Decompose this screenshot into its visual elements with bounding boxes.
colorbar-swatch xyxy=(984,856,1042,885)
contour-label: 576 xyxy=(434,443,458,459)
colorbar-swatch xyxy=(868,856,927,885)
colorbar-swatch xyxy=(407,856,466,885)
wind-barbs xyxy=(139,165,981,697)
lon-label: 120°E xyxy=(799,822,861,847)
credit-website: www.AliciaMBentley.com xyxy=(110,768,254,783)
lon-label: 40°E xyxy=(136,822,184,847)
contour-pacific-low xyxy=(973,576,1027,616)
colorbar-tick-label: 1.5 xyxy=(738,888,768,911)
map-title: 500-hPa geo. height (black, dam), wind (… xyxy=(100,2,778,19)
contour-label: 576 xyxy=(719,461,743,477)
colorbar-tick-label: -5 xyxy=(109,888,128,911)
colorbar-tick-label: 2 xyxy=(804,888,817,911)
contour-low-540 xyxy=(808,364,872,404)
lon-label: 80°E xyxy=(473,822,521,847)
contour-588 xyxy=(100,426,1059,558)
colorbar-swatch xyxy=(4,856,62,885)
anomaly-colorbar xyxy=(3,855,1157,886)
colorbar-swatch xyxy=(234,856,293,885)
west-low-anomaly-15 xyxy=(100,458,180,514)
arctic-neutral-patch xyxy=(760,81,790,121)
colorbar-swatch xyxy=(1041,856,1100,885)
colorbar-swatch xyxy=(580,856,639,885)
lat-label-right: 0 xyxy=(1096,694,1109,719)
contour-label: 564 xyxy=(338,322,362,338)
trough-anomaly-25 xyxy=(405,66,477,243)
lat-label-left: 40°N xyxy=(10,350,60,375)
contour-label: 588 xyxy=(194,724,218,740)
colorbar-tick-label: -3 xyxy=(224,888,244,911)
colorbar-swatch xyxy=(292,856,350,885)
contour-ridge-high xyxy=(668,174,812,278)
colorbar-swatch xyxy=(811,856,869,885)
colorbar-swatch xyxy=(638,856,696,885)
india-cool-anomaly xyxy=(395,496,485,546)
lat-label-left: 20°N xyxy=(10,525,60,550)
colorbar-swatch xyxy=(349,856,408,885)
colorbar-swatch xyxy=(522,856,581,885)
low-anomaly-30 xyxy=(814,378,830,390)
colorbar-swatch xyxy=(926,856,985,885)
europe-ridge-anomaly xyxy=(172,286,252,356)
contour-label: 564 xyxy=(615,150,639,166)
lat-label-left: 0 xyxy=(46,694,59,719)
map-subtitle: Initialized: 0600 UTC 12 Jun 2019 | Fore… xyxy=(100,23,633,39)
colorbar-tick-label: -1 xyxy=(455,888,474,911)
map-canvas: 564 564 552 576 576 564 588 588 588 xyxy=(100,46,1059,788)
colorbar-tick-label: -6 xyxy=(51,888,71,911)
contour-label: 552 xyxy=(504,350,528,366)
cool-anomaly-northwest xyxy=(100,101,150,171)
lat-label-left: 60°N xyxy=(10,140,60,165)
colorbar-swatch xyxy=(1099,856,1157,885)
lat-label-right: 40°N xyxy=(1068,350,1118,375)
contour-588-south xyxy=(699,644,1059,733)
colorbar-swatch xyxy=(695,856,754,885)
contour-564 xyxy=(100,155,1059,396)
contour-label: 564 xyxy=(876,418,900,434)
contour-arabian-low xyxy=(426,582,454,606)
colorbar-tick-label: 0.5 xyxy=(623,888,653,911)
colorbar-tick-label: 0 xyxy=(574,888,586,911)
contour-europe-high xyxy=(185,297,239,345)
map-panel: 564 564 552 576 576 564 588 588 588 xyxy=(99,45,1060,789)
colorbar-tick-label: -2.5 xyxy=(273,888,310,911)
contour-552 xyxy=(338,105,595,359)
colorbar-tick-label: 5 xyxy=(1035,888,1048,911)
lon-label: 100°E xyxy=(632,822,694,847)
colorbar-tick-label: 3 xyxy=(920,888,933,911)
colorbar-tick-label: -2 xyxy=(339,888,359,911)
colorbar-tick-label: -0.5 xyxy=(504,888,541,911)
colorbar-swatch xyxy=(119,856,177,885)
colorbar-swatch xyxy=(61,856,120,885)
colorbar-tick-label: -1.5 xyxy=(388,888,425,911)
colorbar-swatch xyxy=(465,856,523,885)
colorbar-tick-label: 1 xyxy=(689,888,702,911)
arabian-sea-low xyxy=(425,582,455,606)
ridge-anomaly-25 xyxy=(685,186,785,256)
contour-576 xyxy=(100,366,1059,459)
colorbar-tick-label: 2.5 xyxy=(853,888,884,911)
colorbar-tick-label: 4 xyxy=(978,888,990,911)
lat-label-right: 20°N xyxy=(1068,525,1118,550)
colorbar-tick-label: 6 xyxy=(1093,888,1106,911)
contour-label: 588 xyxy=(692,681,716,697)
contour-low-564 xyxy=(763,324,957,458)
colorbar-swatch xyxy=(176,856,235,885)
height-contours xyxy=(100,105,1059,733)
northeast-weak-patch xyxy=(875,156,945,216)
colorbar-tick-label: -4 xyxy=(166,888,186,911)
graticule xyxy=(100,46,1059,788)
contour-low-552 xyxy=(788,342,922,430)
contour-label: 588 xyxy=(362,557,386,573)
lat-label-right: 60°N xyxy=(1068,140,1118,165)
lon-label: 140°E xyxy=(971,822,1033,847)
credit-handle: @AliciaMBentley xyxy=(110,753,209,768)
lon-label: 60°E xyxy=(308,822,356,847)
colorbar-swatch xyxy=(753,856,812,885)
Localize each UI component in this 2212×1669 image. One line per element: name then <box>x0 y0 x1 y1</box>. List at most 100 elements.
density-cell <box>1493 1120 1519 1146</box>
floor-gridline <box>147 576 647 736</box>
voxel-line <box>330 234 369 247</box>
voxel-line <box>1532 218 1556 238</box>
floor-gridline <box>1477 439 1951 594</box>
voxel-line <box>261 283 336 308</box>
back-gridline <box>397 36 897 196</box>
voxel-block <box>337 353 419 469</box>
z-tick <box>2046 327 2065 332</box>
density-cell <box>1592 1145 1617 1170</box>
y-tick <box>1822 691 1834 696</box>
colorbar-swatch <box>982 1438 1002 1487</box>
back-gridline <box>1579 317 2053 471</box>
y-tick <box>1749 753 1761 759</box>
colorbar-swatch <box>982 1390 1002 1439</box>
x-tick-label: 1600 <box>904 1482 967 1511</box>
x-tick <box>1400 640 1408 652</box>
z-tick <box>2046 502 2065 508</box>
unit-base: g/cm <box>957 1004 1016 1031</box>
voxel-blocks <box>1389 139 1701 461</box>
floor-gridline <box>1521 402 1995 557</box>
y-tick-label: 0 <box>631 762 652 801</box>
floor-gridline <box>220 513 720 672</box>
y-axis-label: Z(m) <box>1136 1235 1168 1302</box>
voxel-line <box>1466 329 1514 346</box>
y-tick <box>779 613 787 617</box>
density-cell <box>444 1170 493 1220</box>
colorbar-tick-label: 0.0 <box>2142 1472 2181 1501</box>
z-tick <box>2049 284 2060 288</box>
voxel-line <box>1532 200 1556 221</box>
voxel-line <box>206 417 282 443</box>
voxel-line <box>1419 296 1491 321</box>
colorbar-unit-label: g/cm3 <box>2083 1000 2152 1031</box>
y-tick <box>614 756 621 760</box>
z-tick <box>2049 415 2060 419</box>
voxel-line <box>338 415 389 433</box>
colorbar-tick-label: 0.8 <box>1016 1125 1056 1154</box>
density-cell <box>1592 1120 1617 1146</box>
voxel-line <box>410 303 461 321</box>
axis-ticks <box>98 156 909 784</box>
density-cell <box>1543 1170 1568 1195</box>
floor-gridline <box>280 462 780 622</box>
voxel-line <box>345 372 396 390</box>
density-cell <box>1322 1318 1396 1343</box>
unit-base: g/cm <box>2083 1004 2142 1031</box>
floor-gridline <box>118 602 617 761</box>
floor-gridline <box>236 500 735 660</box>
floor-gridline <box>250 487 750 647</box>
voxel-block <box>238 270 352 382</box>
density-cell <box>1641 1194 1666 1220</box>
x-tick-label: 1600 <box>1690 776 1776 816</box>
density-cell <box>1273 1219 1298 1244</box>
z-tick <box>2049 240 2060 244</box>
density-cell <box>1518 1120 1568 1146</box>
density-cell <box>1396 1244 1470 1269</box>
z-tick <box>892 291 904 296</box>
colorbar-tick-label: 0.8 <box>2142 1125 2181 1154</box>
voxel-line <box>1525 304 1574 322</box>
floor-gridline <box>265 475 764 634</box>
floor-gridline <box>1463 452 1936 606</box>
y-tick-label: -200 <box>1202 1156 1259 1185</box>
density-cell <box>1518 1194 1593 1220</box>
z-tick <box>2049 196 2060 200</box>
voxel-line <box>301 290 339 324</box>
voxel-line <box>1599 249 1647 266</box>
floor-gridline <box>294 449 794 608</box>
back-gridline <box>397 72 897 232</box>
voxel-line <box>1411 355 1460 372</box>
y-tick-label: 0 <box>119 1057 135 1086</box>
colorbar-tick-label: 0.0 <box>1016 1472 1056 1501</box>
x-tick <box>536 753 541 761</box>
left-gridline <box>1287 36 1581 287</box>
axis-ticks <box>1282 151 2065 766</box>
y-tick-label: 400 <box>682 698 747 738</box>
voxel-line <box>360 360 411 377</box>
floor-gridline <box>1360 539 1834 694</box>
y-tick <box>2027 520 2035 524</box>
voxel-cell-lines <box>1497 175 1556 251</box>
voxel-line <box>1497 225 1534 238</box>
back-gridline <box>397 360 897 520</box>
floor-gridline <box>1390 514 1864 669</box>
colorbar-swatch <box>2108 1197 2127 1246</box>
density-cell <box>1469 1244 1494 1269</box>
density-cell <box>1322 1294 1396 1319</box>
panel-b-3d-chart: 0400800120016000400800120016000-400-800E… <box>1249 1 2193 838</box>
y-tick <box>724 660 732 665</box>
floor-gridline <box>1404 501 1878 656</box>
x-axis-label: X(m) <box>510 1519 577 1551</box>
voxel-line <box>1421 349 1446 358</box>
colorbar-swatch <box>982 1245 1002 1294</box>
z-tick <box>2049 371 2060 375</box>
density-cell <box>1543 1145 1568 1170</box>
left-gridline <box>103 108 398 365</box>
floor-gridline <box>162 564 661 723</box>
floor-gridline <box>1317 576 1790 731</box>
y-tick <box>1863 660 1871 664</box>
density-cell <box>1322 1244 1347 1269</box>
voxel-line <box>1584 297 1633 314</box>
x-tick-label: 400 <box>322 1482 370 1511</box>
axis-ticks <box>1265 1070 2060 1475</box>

______________________________

** Directive **
Reproduce the records starting at the first line and ending at the line that contains "colorbar-swatch xyxy=(1041,856,1100,885)", substituting "longitude-label" for every "lon-label" and leaving everything else unchanged.

** Solved problem **
Decompose this screenshot into its visual elements with bounding boxes.
colorbar-swatch xyxy=(984,856,1042,885)
contour-label: 576 xyxy=(434,443,458,459)
colorbar-swatch xyxy=(868,856,927,885)
colorbar-swatch xyxy=(407,856,466,885)
wind-barbs xyxy=(139,165,981,697)
longitude-label: 120°E xyxy=(799,822,861,847)
credit-website: www.AliciaMBentley.com xyxy=(110,768,254,783)
longitude-label: 40°E xyxy=(136,822,184,847)
contour-pacific-low xyxy=(973,576,1027,616)
colorbar-tick-label: 1.5 xyxy=(738,888,768,911)
map-title: 500-hPa geo. height (black, dam), wind (… xyxy=(100,2,778,19)
contour-label: 576 xyxy=(719,461,743,477)
colorbar-tick-label: -5 xyxy=(109,888,128,911)
colorbar-tick-label: 2 xyxy=(804,888,817,911)
contour-low-540 xyxy=(808,364,872,404)
longitude-label: 80°E xyxy=(473,822,521,847)
contour-588 xyxy=(100,426,1059,558)
colorbar-swatch xyxy=(4,856,62,885)
anomaly-colorbar xyxy=(3,855,1157,886)
colorbar-swatch xyxy=(234,856,293,885)
west-low-anomaly-15 xyxy=(100,458,180,514)
arctic-neutral-patch xyxy=(760,81,790,121)
colorbar-swatch xyxy=(1041,856,1100,885)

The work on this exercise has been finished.